◆ SOURCE RECORDS
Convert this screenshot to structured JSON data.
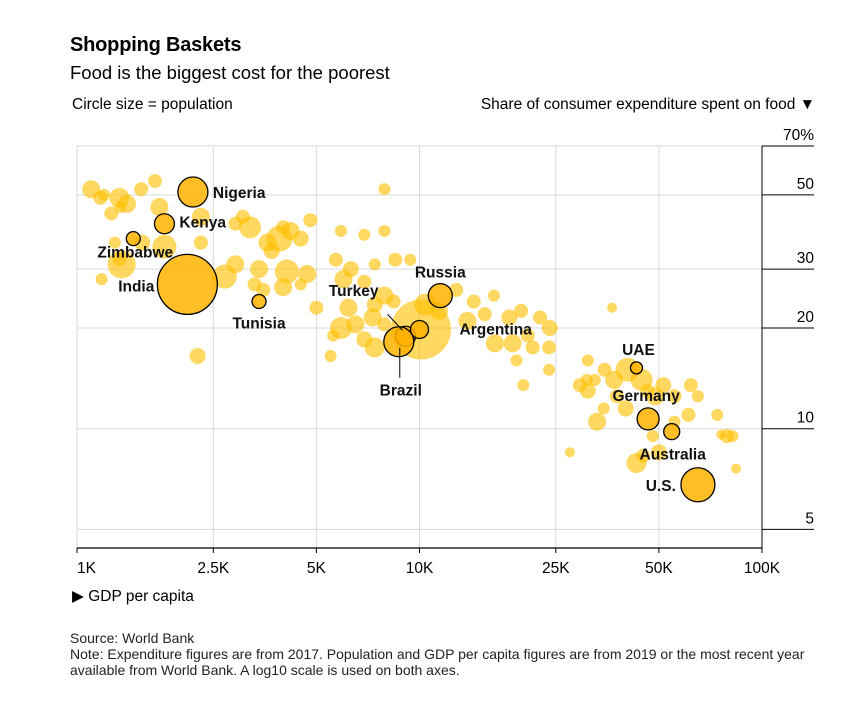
{
  "header": {
    "title": "Shopping Baskets",
    "subtitle": "Food is the biggest cost for the poorest",
    "size_note": "Circle size = population",
    "y_note": "Share of consumer expenditure spent on food ▼"
  },
  "x_caption": "▶ GDP per capita",
  "source": {
    "line1": "Source: World Bank",
    "line2": "Note: Expenditure figures are from 2017. Population and GDP per capita figures are from 2019 or the most recent year available from World Bank. A log10 scale is used on both axes."
  },
  "colors": {
    "bubble": "#ffc000",
    "labeled_bubble": "#ffb100",
    "outline": "#000000",
    "grid": "#d9d9d9"
  },
  "chart_data": {
    "type": "scatter",
    "title": "Shopping Baskets",
    "subtitle": "Food is the biggest cost for the poorest",
    "xlabel": "GDP per capita",
    "ylabel": "Share of consumer expenditure spent on food",
    "xscale": "log10",
    "yscale": "log10",
    "xlim": [
      1000,
      100000
    ],
    "ylim": [
      4.4,
      70
    ],
    "x_ticks": [
      {
        "value": 1000,
        "label": "1K"
      },
      {
        "value": 2500,
        "label": "2.5K"
      },
      {
        "value": 5000,
        "label": "5K"
      },
      {
        "value": 10000,
        "label": "10K"
      },
      {
        "value": 25000,
        "label": "25K"
      },
      {
        "value": 50000,
        "label": "50K"
      },
      {
        "value": 100000,
        "label": "100K"
      }
    ],
    "y_ticks": [
      {
        "value": 70,
        "label": "70%"
      },
      {
        "value": 50,
        "label": "50"
      },
      {
        "value": 30,
        "label": "30"
      },
      {
        "value": 20,
        "label": "20"
      },
      {
        "value": 10,
        "label": "10"
      },
      {
        "value": 5,
        "label": "5"
      }
    ],
    "size_encoding": "population",
    "labeled_points": [
      {
        "name": "Nigeria",
        "x": 2180,
        "y": 51,
        "size": 15,
        "label_pos": "right"
      },
      {
        "name": "Kenya",
        "x": 1800,
        "y": 41,
        "size": 10,
        "label_pos": "right"
      },
      {
        "name": "Zimbabwe",
        "x": 1460,
        "y": 37,
        "size": 7,
        "label_pos": "below-left"
      },
      {
        "name": "India",
        "x": 2100,
        "y": 27,
        "size": 30,
        "label_pos": "left"
      },
      {
        "name": "Tunisia",
        "x": 3400,
        "y": 24,
        "size": 7,
        "label_pos": "below"
      },
      {
        "name": "Russia",
        "x": 11500,
        "y": 25,
        "size": 12,
        "label_pos": "above"
      },
      {
        "name": "Turkey",
        "x": 9100,
        "y": 18.9,
        "size": 10,
        "label_pos": "above-left"
      },
      {
        "name": "Argentina",
        "x": 10000,
        "y": 19.8,
        "size": 9,
        "label_pos": "right"
      },
      {
        "name": "Brazil",
        "x": 8700,
        "y": 18.2,
        "size": 15,
        "label_pos": "below"
      },
      {
        "name": "UAE",
        "x": 43000,
        "y": 15.2,
        "size": 6,
        "label_pos": "above"
      },
      {
        "name": "Germany",
        "x": 46500,
        "y": 10.7,
        "size": 11,
        "label_pos": "above"
      },
      {
        "name": "Australia",
        "x": 54500,
        "y": 9.8,
        "size": 8,
        "label_pos": "below"
      },
      {
        "name": "U.S.",
        "x": 65000,
        "y": 6.8,
        "size": 17,
        "label_pos": "left"
      }
    ],
    "other_points": [
      {
        "x": 1100,
        "y": 52,
        "size": 9
      },
      {
        "x": 1200,
        "y": 50,
        "size": 6
      },
      {
        "x": 1330,
        "y": 49,
        "size": 10
      },
      {
        "x": 1170,
        "y": 49,
        "size": 7
      },
      {
        "x": 1400,
        "y": 47,
        "size": 9
      },
      {
        "x": 1540,
        "y": 52,
        "size": 7
      },
      {
        "x": 1690,
        "y": 55,
        "size": 7
      },
      {
        "x": 1260,
        "y": 44,
        "size": 7
      },
      {
        "x": 1340,
        "y": 46,
        "size": 6
      },
      {
        "x": 1740,
        "y": 46,
        "size": 9
      },
      {
        "x": 2300,
        "y": 43,
        "size": 9
      },
      {
        "x": 2900,
        "y": 41,
        "size": 7
      },
      {
        "x": 3050,
        "y": 43,
        "size": 7
      },
      {
        "x": 4000,
        "y": 40,
        "size": 7
      },
      {
        "x": 4800,
        "y": 42,
        "size": 7
      },
      {
        "x": 3200,
        "y": 40,
        "size": 11
      },
      {
        "x": 3900,
        "y": 37,
        "size": 13
      },
      {
        "x": 4200,
        "y": 39,
        "size": 9
      },
      {
        "x": 3600,
        "y": 36,
        "size": 9
      },
      {
        "x": 3700,
        "y": 34,
        "size": 8
      },
      {
        "x": 4500,
        "y": 37,
        "size": 8
      },
      {
        "x": 1290,
        "y": 36,
        "size": 6
      },
      {
        "x": 1330,
        "y": 32,
        "size": 7
      },
      {
        "x": 1550,
        "y": 36,
        "size": 8
      },
      {
        "x": 1800,
        "y": 35,
        "size": 12
      },
      {
        "x": 1350,
        "y": 31,
        "size": 14
      },
      {
        "x": 2300,
        "y": 36,
        "size": 7
      },
      {
        "x": 2700,
        "y": 28.5,
        "size": 12
      },
      {
        "x": 2900,
        "y": 31,
        "size": 9
      },
      {
        "x": 3400,
        "y": 30,
        "size": 9
      },
      {
        "x": 3300,
        "y": 27,
        "size": 7
      },
      {
        "x": 4100,
        "y": 29.5,
        "size": 12
      },
      {
        "x": 4700,
        "y": 29,
        "size": 9
      },
      {
        "x": 4000,
        "y": 26.5,
        "size": 9
      },
      {
        "x": 4500,
        "y": 27,
        "size": 6
      },
      {
        "x": 3500,
        "y": 26,
        "size": 7
      },
      {
        "x": 5900,
        "y": 39,
        "size": 6
      },
      {
        "x": 6900,
        "y": 38,
        "size": 6
      },
      {
        "x": 7900,
        "y": 39,
        "size": 6
      },
      {
        "x": 5700,
        "y": 32,
        "size": 7
      },
      {
        "x": 6300,
        "y": 30,
        "size": 8
      },
      {
        "x": 7400,
        "y": 31,
        "size": 6
      },
      {
        "x": 8500,
        "y": 32,
        "size": 7
      },
      {
        "x": 9400,
        "y": 32,
        "size": 6
      },
      {
        "x": 7900,
        "y": 52,
        "size": 6
      },
      {
        "x": 6000,
        "y": 28,
        "size": 9
      },
      {
        "x": 6900,
        "y": 27.5,
        "size": 7
      },
      {
        "x": 7900,
        "y": 25,
        "size": 9
      },
      {
        "x": 6200,
        "y": 23,
        "size": 9
      },
      {
        "x": 7400,
        "y": 23.5,
        "size": 8
      },
      {
        "x": 8400,
        "y": 24,
        "size": 7
      },
      {
        "x": 5000,
        "y": 23,
        "size": 7
      },
      {
        "x": 6500,
        "y": 20.5,
        "size": 9
      },
      {
        "x": 5900,
        "y": 20,
        "size": 11
      },
      {
        "x": 7300,
        "y": 21.5,
        "size": 9
      },
      {
        "x": 7900,
        "y": 20.5,
        "size": 7
      },
      {
        "x": 10100,
        "y": 19.8,
        "size": 30
      },
      {
        "x": 10400,
        "y": 23.5,
        "size": 11
      },
      {
        "x": 11400,
        "y": 22.5,
        "size": 9
      },
      {
        "x": 12800,
        "y": 26,
        "size": 7
      },
      {
        "x": 14400,
        "y": 24,
        "size": 7
      },
      {
        "x": 16500,
        "y": 25,
        "size": 6
      },
      {
        "x": 18300,
        "y": 21.5,
        "size": 8
      },
      {
        "x": 13800,
        "y": 21,
        "size": 9
      },
      {
        "x": 15500,
        "y": 22,
        "size": 7
      },
      {
        "x": 19800,
        "y": 22.5,
        "size": 7
      },
      {
        "x": 22500,
        "y": 21.5,
        "size": 7
      },
      {
        "x": 24000,
        "y": 20,
        "size": 8
      },
      {
        "x": 20700,
        "y": 19,
        "size": 7
      },
      {
        "x": 18700,
        "y": 18,
        "size": 9
      },
      {
        "x": 16600,
        "y": 18,
        "size": 9
      },
      {
        "x": 21400,
        "y": 17.5,
        "size": 7
      },
      {
        "x": 19200,
        "y": 16,
        "size": 6
      },
      {
        "x": 23900,
        "y": 17.5,
        "size": 7
      },
      {
        "x": 23900,
        "y": 15,
        "size": 6
      },
      {
        "x": 20100,
        "y": 13.5,
        "size": 6
      },
      {
        "x": 5500,
        "y": 16.5,
        "size": 6
      },
      {
        "x": 7400,
        "y": 17.5,
        "size": 10
      },
      {
        "x": 6900,
        "y": 18.5,
        "size": 8
      },
      {
        "x": 5600,
        "y": 19,
        "size": 6
      },
      {
        "x": 2250,
        "y": 16.5,
        "size": 8
      },
      {
        "x": 31000,
        "y": 16,
        "size": 6
      },
      {
        "x": 32500,
        "y": 14,
        "size": 6
      },
      {
        "x": 34700,
        "y": 15,
        "size": 7
      },
      {
        "x": 37000,
        "y": 14,
        "size": 9
      },
      {
        "x": 40500,
        "y": 15,
        "size": 12
      },
      {
        "x": 44500,
        "y": 14,
        "size": 11
      },
      {
        "x": 46300,
        "y": 13,
        "size": 7
      },
      {
        "x": 48800,
        "y": 12.5,
        "size": 9
      },
      {
        "x": 51500,
        "y": 13.5,
        "size": 8
      },
      {
        "x": 55500,
        "y": 12.5,
        "size": 7
      },
      {
        "x": 30800,
        "y": 14,
        "size": 6
      },
      {
        "x": 29400,
        "y": 13.5,
        "size": 7
      },
      {
        "x": 31000,
        "y": 13,
        "size": 8
      },
      {
        "x": 34500,
        "y": 11.5,
        "size": 6
      },
      {
        "x": 33000,
        "y": 10.5,
        "size": 9
      },
      {
        "x": 40000,
        "y": 11.5,
        "size": 8
      },
      {
        "x": 37700,
        "y": 12.5,
        "size": 7
      },
      {
        "x": 55500,
        "y": 10.5,
        "size": 6
      },
      {
        "x": 61000,
        "y": 11,
        "size": 7
      },
      {
        "x": 65000,
        "y": 12.5,
        "size": 6
      },
      {
        "x": 74000,
        "y": 11,
        "size": 6
      },
      {
        "x": 79000,
        "y": 9.5,
        "size": 7
      },
      {
        "x": 82000,
        "y": 9.5,
        "size": 6
      },
      {
        "x": 76000,
        "y": 9.6,
        "size": 5
      },
      {
        "x": 84000,
        "y": 7.6,
        "size": 5
      },
      {
        "x": 48000,
        "y": 9.5,
        "size": 6
      },
      {
        "x": 45000,
        "y": 8.3,
        "size": 7
      },
      {
        "x": 43000,
        "y": 7.9,
        "size": 10
      },
      {
        "x": 50000,
        "y": 8.5,
        "size": 8
      },
      {
        "x": 36500,
        "y": 23,
        "size": 5
      },
      {
        "x": 27500,
        "y": 8.5,
        "size": 5
      },
      {
        "x": 62000,
        "y": 13.5,
        "size": 7
      },
      {
        "x": 1180,
        "y": 28,
        "size": 6
      }
    ]
  }
}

◆ SET TASK
Filter lines by "Bank" and return each hit.

◆ CORRECT RESULT
    "line1": "Source: World Bank",
    "line2": "Note: Expenditure figures are from 2017. Population and GDP per capita figures are from 2019 or the most recent year available from World Bank. A log10 scale is used on both axes."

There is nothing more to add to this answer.